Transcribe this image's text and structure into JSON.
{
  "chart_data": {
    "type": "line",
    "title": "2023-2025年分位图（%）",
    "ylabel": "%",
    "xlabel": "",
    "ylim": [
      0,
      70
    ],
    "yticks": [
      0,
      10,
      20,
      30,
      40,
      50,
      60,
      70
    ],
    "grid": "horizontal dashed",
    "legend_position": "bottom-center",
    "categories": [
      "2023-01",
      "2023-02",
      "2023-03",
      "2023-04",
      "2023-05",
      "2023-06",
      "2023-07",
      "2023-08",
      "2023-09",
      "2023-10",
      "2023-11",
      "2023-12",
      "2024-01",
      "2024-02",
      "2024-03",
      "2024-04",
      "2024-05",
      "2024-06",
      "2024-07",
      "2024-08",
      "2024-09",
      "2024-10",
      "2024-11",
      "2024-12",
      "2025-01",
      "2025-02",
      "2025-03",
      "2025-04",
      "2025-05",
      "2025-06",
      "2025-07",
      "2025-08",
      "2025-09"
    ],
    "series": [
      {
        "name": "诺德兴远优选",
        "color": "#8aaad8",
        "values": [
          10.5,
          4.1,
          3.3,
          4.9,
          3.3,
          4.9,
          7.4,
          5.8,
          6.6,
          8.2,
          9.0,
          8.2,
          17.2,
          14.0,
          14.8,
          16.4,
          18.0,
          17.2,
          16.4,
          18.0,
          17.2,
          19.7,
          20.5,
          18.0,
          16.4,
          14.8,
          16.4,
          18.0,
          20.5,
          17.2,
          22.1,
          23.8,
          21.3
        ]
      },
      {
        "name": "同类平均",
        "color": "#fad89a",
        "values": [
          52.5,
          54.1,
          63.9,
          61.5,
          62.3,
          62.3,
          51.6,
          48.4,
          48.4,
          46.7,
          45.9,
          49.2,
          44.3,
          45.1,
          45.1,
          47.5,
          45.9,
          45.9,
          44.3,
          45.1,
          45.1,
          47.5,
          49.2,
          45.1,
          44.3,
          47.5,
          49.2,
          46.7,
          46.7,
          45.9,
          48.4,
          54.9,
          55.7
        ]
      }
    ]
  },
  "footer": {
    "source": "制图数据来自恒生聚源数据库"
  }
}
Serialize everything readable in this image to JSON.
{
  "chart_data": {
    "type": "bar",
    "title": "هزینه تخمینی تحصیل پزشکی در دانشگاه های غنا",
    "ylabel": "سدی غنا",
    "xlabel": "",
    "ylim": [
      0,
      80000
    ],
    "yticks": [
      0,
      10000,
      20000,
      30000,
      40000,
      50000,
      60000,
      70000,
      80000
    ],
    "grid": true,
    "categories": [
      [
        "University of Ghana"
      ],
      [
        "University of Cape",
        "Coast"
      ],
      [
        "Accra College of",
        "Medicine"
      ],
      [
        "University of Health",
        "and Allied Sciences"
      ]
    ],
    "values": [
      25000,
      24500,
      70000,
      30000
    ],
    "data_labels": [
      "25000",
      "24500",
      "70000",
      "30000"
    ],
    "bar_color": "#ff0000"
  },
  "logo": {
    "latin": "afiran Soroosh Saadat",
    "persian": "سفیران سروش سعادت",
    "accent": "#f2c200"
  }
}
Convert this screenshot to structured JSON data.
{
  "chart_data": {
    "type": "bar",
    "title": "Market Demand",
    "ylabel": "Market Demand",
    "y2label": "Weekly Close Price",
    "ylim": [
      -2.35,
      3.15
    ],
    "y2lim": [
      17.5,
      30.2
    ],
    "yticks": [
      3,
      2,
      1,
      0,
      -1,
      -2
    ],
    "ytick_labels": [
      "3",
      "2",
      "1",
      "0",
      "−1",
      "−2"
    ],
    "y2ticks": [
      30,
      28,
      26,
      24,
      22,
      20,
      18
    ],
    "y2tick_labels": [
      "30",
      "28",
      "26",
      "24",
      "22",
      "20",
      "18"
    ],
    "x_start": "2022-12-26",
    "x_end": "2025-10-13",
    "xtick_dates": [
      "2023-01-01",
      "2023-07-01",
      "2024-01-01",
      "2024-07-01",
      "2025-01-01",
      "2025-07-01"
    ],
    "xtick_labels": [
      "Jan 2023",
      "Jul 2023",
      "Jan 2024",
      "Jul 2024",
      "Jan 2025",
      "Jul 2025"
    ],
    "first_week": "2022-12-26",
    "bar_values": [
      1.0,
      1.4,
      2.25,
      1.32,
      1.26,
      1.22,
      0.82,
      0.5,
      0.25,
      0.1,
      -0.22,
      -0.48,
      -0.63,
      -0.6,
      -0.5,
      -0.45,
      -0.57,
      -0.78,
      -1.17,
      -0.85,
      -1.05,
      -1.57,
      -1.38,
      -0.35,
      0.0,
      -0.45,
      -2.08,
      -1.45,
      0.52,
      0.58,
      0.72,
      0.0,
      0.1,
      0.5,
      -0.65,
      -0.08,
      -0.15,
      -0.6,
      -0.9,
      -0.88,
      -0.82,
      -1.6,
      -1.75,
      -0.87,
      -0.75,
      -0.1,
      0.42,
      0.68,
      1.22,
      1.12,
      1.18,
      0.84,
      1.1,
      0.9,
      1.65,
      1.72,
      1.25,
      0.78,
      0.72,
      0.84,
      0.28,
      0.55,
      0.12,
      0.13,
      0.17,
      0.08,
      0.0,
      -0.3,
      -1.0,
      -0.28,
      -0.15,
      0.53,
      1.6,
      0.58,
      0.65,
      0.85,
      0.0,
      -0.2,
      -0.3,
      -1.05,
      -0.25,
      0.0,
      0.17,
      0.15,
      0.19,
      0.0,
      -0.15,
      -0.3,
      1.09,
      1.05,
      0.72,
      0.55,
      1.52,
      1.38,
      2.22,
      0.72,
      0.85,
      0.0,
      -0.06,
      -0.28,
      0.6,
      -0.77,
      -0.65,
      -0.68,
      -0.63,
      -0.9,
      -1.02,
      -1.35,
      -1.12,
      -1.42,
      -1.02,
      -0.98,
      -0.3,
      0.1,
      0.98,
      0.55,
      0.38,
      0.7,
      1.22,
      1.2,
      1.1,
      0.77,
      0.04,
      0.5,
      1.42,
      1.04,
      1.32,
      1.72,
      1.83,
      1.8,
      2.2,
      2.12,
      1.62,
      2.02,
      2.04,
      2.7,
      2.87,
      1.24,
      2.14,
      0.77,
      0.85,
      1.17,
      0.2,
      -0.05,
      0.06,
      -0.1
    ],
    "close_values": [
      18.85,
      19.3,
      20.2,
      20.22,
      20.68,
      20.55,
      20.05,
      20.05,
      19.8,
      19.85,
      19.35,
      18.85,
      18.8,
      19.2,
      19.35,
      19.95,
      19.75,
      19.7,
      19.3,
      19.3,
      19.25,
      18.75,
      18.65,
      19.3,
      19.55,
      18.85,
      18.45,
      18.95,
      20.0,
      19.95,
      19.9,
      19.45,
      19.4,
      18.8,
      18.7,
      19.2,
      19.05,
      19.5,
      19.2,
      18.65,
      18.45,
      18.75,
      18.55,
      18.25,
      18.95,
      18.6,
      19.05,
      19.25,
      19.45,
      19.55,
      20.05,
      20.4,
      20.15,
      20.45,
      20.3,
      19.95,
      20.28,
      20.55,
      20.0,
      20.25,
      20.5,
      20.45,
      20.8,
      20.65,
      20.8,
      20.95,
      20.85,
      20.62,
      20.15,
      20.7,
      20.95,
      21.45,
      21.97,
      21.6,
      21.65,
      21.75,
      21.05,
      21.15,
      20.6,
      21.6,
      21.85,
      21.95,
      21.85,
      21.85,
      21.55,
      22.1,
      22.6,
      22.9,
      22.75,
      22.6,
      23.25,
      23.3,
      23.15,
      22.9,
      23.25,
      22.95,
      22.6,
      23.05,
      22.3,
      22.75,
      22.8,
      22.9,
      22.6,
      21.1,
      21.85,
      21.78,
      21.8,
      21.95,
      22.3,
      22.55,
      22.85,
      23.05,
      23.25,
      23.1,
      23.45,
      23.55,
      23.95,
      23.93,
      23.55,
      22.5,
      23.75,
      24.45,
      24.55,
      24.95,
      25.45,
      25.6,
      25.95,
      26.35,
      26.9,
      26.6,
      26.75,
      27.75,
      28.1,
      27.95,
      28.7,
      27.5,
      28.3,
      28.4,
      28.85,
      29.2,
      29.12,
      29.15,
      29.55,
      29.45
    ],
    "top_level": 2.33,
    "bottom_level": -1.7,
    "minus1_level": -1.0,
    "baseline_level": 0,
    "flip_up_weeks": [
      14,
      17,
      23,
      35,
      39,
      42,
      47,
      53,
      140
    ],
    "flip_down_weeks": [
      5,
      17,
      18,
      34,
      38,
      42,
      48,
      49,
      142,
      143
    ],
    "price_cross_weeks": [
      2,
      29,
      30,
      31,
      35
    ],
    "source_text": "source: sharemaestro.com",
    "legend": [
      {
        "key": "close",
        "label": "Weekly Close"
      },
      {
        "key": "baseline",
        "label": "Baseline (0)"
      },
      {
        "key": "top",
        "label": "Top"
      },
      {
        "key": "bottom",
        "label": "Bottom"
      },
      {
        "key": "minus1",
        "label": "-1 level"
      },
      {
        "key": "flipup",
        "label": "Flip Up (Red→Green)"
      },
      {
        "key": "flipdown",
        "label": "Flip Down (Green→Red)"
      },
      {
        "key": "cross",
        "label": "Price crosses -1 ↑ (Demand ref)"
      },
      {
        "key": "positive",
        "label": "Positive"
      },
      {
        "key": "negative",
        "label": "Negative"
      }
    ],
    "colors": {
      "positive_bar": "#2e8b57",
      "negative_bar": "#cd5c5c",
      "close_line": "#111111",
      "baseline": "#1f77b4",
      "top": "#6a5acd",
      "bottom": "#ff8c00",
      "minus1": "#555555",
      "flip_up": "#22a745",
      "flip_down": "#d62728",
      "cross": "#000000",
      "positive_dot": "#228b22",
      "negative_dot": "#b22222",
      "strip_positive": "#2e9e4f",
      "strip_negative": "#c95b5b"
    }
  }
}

———

Given task
Check each line of the entries for the string "Weekly". Copy the lines that have it.

Solution to this problem
    "y2label": "Weekly Close Price",
        "label": "Weekly Close"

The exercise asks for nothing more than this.